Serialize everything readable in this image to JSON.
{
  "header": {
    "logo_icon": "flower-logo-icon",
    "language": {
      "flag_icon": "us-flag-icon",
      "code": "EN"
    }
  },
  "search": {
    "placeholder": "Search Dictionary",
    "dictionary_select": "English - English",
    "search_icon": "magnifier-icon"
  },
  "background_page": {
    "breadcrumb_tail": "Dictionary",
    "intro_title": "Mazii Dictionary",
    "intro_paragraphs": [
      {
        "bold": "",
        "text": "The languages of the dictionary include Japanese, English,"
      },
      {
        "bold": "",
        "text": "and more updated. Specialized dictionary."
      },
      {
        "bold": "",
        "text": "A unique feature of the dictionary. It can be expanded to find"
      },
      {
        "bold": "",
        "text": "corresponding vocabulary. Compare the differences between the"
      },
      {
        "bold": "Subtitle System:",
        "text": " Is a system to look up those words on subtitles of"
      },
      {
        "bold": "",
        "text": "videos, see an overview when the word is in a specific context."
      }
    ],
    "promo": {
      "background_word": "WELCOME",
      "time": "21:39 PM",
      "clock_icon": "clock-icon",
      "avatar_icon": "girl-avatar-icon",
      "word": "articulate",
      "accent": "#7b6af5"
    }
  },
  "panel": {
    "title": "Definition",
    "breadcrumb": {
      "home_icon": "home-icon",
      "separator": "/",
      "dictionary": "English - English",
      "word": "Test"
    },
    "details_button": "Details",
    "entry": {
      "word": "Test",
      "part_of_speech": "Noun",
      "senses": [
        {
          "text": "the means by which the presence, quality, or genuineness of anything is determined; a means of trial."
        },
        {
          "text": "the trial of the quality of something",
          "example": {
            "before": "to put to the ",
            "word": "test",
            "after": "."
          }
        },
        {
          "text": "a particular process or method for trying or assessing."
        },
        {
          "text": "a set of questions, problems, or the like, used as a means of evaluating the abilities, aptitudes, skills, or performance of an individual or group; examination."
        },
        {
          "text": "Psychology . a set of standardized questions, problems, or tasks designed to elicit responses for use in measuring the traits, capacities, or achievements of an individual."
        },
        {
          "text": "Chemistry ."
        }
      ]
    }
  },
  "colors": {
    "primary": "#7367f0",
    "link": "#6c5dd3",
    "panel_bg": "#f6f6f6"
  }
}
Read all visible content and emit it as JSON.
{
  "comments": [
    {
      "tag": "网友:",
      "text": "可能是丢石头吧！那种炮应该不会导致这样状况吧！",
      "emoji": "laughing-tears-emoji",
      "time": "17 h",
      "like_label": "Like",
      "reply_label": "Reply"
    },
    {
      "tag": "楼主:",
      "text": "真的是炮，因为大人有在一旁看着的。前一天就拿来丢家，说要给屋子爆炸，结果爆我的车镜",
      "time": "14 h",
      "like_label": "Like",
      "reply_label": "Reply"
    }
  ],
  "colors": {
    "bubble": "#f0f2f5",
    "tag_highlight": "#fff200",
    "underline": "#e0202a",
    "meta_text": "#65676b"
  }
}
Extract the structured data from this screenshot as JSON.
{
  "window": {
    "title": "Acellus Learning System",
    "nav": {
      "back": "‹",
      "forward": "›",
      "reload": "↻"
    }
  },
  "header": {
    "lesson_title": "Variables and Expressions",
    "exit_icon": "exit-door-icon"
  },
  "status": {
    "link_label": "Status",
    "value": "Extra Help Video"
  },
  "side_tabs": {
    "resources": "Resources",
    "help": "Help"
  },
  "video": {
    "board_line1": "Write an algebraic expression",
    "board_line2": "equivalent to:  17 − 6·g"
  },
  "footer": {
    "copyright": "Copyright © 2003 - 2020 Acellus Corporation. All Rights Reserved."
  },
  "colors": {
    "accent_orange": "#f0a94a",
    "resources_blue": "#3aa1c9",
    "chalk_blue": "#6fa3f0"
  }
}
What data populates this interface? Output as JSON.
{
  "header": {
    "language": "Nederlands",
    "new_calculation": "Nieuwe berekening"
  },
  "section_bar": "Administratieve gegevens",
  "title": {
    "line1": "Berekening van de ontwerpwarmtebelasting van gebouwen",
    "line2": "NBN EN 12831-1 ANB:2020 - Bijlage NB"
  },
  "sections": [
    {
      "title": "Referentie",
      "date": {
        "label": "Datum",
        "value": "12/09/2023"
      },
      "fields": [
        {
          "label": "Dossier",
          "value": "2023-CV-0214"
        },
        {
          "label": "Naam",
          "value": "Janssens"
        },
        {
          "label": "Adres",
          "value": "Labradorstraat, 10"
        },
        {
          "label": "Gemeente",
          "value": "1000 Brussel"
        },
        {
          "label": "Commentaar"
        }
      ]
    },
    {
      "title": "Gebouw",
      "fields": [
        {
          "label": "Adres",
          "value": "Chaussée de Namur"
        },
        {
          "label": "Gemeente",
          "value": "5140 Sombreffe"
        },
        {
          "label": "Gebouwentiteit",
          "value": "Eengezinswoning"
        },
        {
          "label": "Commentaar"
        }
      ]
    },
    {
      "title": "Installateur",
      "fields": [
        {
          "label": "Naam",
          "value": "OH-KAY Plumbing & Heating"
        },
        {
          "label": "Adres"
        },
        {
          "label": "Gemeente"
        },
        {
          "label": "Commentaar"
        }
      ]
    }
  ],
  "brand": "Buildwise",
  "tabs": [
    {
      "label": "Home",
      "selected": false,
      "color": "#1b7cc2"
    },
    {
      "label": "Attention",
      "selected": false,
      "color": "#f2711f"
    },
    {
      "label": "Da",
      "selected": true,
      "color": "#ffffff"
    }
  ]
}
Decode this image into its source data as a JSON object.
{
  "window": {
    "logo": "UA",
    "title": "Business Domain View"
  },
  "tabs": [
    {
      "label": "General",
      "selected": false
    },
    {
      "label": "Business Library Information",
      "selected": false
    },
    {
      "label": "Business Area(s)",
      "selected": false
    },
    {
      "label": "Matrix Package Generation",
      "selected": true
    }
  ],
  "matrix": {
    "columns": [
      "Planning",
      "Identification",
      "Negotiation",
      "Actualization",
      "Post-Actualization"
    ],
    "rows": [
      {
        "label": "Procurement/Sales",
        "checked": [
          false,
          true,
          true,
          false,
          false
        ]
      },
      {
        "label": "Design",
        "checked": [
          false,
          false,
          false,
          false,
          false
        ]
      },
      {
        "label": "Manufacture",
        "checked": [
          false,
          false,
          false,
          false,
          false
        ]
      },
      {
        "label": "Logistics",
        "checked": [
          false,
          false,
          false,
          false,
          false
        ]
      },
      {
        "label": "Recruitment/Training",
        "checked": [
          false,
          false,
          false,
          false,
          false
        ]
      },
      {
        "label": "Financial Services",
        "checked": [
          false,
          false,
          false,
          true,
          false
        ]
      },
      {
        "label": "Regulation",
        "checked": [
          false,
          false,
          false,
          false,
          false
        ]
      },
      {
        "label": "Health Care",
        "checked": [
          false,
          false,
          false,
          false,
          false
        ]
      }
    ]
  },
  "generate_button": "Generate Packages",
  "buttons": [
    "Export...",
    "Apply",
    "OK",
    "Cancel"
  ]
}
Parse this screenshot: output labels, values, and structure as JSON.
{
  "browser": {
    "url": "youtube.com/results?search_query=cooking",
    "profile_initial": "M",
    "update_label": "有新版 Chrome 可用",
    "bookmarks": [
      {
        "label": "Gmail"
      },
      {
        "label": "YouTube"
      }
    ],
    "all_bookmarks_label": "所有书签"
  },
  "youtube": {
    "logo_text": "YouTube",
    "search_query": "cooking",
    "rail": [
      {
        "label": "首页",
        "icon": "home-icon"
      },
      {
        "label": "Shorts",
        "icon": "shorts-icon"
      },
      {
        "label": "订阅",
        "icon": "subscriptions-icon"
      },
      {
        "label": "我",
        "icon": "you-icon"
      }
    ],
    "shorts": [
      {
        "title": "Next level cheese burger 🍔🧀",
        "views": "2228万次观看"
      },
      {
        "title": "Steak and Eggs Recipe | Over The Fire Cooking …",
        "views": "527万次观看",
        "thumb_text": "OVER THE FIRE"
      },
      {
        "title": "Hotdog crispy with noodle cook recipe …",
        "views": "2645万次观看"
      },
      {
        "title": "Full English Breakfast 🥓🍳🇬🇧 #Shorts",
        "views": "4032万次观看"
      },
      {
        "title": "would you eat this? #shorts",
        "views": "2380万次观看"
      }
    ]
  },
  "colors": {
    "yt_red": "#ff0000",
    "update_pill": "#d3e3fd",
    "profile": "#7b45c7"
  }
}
···
Aim of the exercise: Read the entries and pick out all lines that include the word "views".

Solution for this problem:
        "views": "2228万次观看"
        "views": "527万次观看",
        "views": "2645万次观看"
        "views": "4032万次观看"
        "views": "2380万次观看"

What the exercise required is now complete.